- [YOUR INSTRUCTIONS] Search the material below for the word "rotate" and copy every line in which it occurs.

Dataset records
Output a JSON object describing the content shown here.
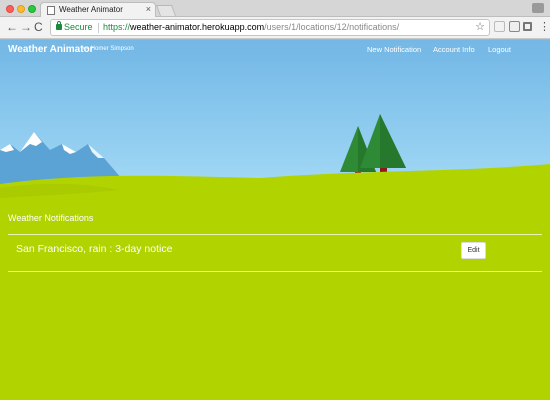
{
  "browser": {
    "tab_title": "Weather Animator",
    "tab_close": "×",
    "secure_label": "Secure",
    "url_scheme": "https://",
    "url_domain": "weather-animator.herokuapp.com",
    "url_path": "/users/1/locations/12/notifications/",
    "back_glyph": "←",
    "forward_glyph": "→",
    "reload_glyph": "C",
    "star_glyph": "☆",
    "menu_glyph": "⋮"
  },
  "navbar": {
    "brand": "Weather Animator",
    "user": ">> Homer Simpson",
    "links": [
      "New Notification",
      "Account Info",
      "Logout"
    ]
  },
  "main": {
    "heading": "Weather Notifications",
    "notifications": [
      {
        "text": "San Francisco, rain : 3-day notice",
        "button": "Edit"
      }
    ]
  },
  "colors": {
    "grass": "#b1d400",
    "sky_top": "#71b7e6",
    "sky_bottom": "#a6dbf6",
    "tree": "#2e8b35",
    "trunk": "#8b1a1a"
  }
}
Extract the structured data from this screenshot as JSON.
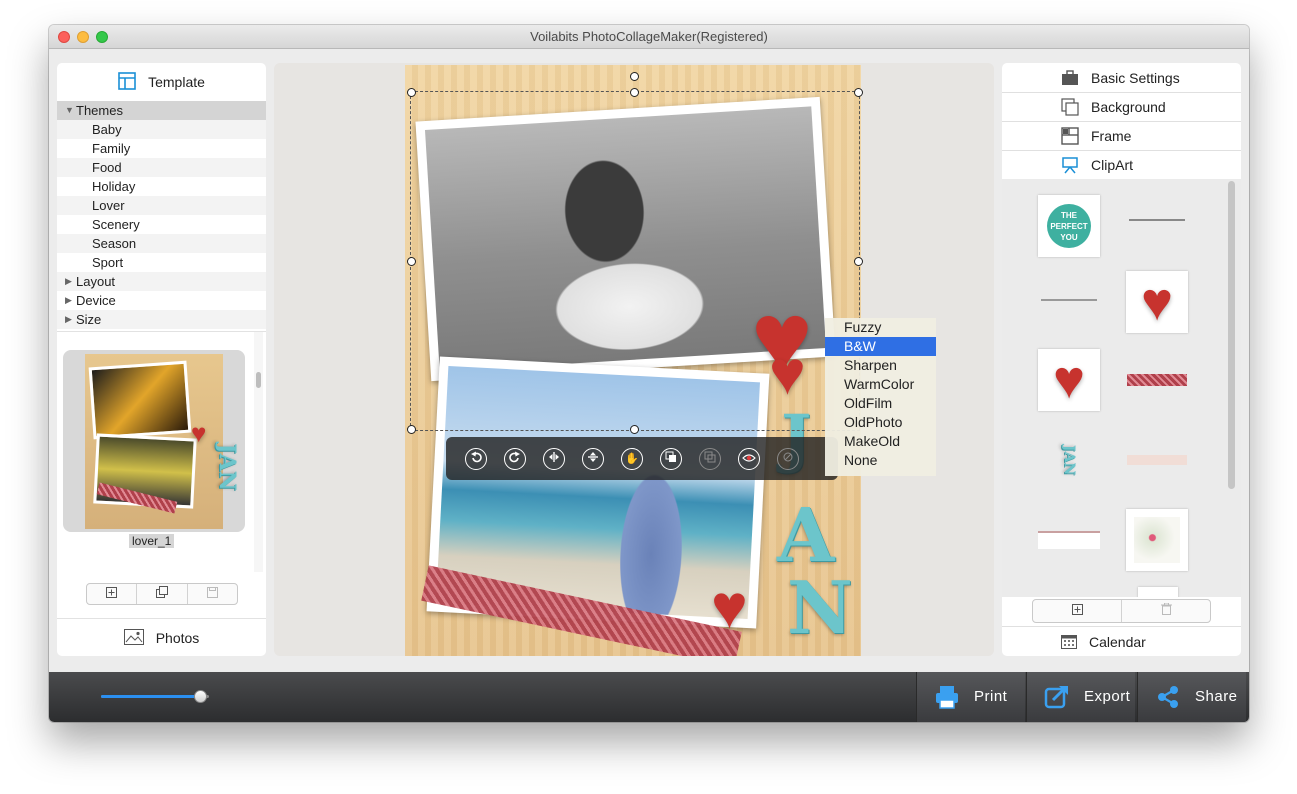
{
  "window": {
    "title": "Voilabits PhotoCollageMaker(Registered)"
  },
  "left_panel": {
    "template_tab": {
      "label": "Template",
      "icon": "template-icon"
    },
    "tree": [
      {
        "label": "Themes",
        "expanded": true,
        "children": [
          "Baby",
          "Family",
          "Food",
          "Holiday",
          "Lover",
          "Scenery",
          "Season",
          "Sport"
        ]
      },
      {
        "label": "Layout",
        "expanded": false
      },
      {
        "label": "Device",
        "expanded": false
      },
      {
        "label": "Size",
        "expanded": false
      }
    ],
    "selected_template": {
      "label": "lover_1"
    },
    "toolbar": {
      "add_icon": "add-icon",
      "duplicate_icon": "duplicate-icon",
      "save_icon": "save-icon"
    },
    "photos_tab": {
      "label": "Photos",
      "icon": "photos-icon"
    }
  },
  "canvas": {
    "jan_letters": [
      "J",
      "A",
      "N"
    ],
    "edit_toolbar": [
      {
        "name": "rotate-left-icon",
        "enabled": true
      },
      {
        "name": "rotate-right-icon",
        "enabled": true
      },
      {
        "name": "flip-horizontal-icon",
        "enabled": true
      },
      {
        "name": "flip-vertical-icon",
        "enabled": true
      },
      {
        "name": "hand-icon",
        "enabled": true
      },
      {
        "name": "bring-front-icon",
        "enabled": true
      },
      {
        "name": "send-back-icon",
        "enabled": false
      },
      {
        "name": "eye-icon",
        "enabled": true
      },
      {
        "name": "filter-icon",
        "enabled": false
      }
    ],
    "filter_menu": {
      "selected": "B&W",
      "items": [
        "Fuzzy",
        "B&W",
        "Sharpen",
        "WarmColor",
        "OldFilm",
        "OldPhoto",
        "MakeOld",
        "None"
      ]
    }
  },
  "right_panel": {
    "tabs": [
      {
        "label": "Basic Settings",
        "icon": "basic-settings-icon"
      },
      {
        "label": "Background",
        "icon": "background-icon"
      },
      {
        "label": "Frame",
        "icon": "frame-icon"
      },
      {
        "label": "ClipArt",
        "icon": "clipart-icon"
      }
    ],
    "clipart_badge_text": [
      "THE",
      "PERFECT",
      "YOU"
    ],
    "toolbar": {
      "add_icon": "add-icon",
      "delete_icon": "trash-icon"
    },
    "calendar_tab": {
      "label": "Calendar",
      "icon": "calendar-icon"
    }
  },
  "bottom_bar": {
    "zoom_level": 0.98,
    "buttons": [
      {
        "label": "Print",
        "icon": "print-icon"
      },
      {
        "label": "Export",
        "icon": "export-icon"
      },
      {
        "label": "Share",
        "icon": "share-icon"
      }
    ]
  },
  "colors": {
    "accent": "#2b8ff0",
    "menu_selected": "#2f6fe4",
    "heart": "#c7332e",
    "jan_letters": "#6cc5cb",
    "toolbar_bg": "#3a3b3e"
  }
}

- [TASK SOLUTION]
        "name": "rotate-left-icon",
        "name": "rotate-right-icon",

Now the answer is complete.